> _Selection_:
◇ ◇ ◇

# Elusively resurrected halloween stores



## Daddy's Little Corpse (Sep 7, 2006)

How does one find out where the insta-Halloween stores are going to be? You know the halloween costume/props places etc that just sort of appear in empty stores. 

I'm in N. Virginia if anyone knows of one anywhere up here.

Thanks!


----------



## ScareFX (Aug 18, 2004)

Two of the largest have store locators on their sites.
Spirit Halloween
http://www.spirithalloween.com/index.cfm/fuseaction/storeLocation.searchForm
Halloween Express
http://www.halloweenexpress.com/store_locator.php?osCsid=fbf4207f2cbfbdabc0aac415ea569e77


----------



## Daddy's Little Corpse (Sep 7, 2006)

Thanks. I had found Spirit Halloween shortly after posting. Silly me.


----------



## Johnny Thunder (Feb 24, 2006)

There's also Halloween Adventure - not sure if they are near you.

http://www.halloweenadventure.com/


----------



## ScareShack (May 26, 2006)

I just got a new one by me called Halloween costume warehouse


----------



## Daddy's Little Corpse (Sep 7, 2006)

Hmm, seems a no go for either the warehouse or halloween adventure... unless I wanted to drive all the way to Maryland. Virginia's kinda useless sometimes...


----------



## Black Cat (Aug 20, 2005)

Just spotted a Halloween Adventure store 1 mile from my home. Yippppppppppeeeeee. Not sure when it will open as the truck loads of merchandise just showed up yesterday. The Now Hiring sign is up as well.


----------



## jdubbya (Nov 6, 2005)

◇ ◇ ◇

> _Problem set_:
• a. In the forum thread, which state does Daddy's Little Corpse say they would have to drive to for the warehouse or Halloween Adventure?
• b. Please write down the forum thread from "# Elusively resurrected" up to and including "in empty stores.", copying every word as it stands.

> _Data segment_:

◇ ◇ ◇

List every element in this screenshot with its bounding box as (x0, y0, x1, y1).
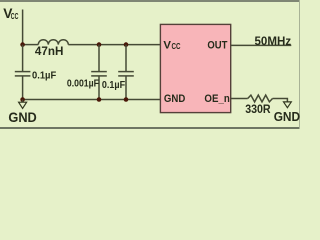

◇ ◇ ◇

> _Set of answers_:
• a. Maryland

• b.
# Elusively resurrected halloween stores



## Daddy's Little Corpse (Sep 7, 2006)

How does one find out where the insta-Halloween stores are going to be? You know the halloween costume/props places etc that just sort of appear in empty stores.